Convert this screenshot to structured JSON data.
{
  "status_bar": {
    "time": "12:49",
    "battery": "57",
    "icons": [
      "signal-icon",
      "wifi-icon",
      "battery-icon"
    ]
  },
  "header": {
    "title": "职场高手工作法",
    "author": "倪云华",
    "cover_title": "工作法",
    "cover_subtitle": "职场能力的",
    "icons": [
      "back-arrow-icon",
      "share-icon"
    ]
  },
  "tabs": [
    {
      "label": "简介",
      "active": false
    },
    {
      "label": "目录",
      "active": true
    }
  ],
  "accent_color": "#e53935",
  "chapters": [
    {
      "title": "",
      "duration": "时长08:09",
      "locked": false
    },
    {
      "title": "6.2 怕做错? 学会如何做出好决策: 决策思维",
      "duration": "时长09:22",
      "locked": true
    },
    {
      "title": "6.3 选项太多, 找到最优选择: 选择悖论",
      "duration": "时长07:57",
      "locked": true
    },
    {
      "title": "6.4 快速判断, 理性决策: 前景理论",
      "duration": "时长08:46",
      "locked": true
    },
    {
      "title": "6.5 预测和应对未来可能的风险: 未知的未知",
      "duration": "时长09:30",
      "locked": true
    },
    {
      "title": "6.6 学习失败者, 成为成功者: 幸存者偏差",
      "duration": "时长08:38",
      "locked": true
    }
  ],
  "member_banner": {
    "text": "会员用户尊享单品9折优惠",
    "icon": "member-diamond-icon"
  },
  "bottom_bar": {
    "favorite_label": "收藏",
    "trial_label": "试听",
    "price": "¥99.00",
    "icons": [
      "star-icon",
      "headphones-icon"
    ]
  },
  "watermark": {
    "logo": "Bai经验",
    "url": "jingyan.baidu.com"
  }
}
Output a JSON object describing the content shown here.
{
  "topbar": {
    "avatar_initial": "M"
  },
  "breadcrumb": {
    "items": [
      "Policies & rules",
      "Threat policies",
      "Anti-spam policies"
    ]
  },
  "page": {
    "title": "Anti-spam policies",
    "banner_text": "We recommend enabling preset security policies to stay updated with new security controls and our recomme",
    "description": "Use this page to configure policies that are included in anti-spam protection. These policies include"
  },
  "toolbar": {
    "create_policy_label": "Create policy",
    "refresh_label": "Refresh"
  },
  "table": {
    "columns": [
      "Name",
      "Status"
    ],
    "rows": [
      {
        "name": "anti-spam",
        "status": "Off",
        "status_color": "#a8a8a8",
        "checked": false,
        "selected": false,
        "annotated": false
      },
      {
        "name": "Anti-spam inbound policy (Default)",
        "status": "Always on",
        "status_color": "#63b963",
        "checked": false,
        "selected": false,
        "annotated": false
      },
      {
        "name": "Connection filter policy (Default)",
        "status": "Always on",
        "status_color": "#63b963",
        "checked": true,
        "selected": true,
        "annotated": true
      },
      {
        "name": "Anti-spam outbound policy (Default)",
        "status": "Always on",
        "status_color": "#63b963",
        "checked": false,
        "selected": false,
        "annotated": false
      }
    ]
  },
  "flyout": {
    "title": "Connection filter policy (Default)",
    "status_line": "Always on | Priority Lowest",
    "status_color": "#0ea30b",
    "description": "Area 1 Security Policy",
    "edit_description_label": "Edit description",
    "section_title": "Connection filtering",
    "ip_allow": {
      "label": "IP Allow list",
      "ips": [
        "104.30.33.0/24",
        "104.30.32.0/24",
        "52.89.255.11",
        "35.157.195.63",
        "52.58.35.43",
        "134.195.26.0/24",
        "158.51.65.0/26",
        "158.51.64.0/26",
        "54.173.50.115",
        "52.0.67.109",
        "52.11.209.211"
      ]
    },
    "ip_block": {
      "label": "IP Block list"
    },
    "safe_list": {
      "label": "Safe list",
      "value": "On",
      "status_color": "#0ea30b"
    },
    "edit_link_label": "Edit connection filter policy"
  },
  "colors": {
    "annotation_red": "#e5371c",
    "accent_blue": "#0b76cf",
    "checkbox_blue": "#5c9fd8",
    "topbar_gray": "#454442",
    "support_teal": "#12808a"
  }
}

▬▬▬▬▬▬

## WHAT TO DO
Write the entire listing out again, word for word.

## FINISHED ANSWER
Convert this screenshot to structured JSON data.
{
  "status_bar": {
    "time": "12:49",
    "battery": "57",
    "icons": [
      "signal-icon",
      "wifi-icon",
      "battery-icon"
    ]
  },
  "header": {
    "title": "职场高手工作法",
    "author": "倪云华",
    "cover_title": "工作法",
    "cover_subtitle": "职场能力的",
    "icons": [
      "back-arrow-icon",
      "share-icon"
    ]
  },
  "tabs": [
    {
      "label": "简介",
      "active": false
    },
    {
      "label": "目录",
      "active": true
    }
  ],
  "accent_color": "#e53935",
  "chapters": [
    {
      "title": "",
      "duration": "时长08:09",
      "locked": false
    },
    {
      "title": "6.2 怕做错? 学会如何做出好决策: 决策思维",
      "duration": "时长09:22",
      "locked": true
    },
    {
      "title": "6.3 选项太多, 找到最优选择: 选择悖论",
      "duration": "时长07:57",
      "locked": true
    },
    {
      "title": "6.4 快速判断, 理性决策: 前景理论",
      "duration": "时长08:46",
      "locked": true
    },
    {
      "title": "6.5 预测和应对未来可能的风险: 未知的未知",
      "duration": "时长09:30",
      "locked": true
    },
    {
      "title": "6.6 学习失败者, 成为成功者: 幸存者偏差",
      "duration": "时长08:38",
      "locked": true
    }
  ],
  "member_banner": {
    "text": "会员用户尊享单品9折优惠",
    "icon": "member-diamond-icon"
  },
  "bottom_bar": {
    "favorite_label": "收藏",
    "trial_label": "试听",
    "price": "¥99.00",
    "icons": [
      "star-icon",
      "headphones-icon"
    ]
  },
  "watermark": {
    "logo": "Bai经验",
    "url": "jingyan.baidu.com"
  }
}
Output a JSON object describing the content shown here.
{
  "topbar": {
    "avatar_initial": "M"
  },
  "breadcrumb": {
    "items": [
      "Policies & rules",
      "Threat policies",
      "Anti-spam policies"
    ]
  },
  "page": {
    "title": "Anti-spam policies",
    "banner_text": "We recommend enabling preset security policies to stay updated with new security controls and our recomme",
    "description": "Use this page to configure policies that are included in anti-spam protection. These policies include"
  },
  "toolbar": {
    "create_policy_label": "Create policy",
    "refresh_label": "Refresh"
  },
  "table": {
    "columns": [
      "Name",
      "Status"
    ],
    "rows": [
      {
        "name": "anti-spam",
        "status": "Off",
        "status_color": "#a8a8a8",
        "checked": false,
        "selected": false,
        "annotated": false
      },
      {
        "name": "Anti-spam inbound policy (Default)",
        "status": "Always on",
        "status_color": "#63b963",
        "checked": false,
        "selected": false,
        "annotated": false
      },
      {
        "name": "Connection filter policy (Default)",
        "status": "Always on",
        "status_color": "#63b963",
        "checked": true,
        "selected": true,
        "annotated": true
      },
      {
        "name": "Anti-spam outbound policy (Default)",
        "status": "Always on",
        "status_color": "#63b963",
        "checked": false,
        "selected": false,
        "annotated": false
      }
    ]
  },
  "flyout": {
    "title": "Connection filter policy (Default)",
    "status_line": "Always on | Priority Lowest",
    "status_color": "#0ea30b",
    "description": "Area 1 Security Policy",
    "edit_description_label": "Edit description",
    "section_title": "Connection filtering",
    "ip_allow": {
      "label": "IP Allow list",
      "ips": [
        "104.30.33.0/24",
        "104.30.32.0/24",
        "52.89.255.11",
        "35.157.195.63",
        "52.58.35.43",
        "134.195.26.0/24",
        "158.51.65.0/26",
        "158.51.64.0/26",
        "54.173.50.115",
        "52.0.67.109",
        "52.11.209.211"
      ]
    },
    "ip_block": {
      "label": "IP Block list"
    },
    "safe_list": {
      "label": "Safe list",
      "value": "On",
      "status_color": "#0ea30b"
    },
    "edit_link_label": "Edit connection filter policy"
  },
  "colors": {
    "annotation_red": "#e5371c",
    "accent_blue": "#0b76cf",
    "checkbox_blue": "#5c9fd8",
    "topbar_gray": "#454442",
    "support_teal": "#12808a"
  }
}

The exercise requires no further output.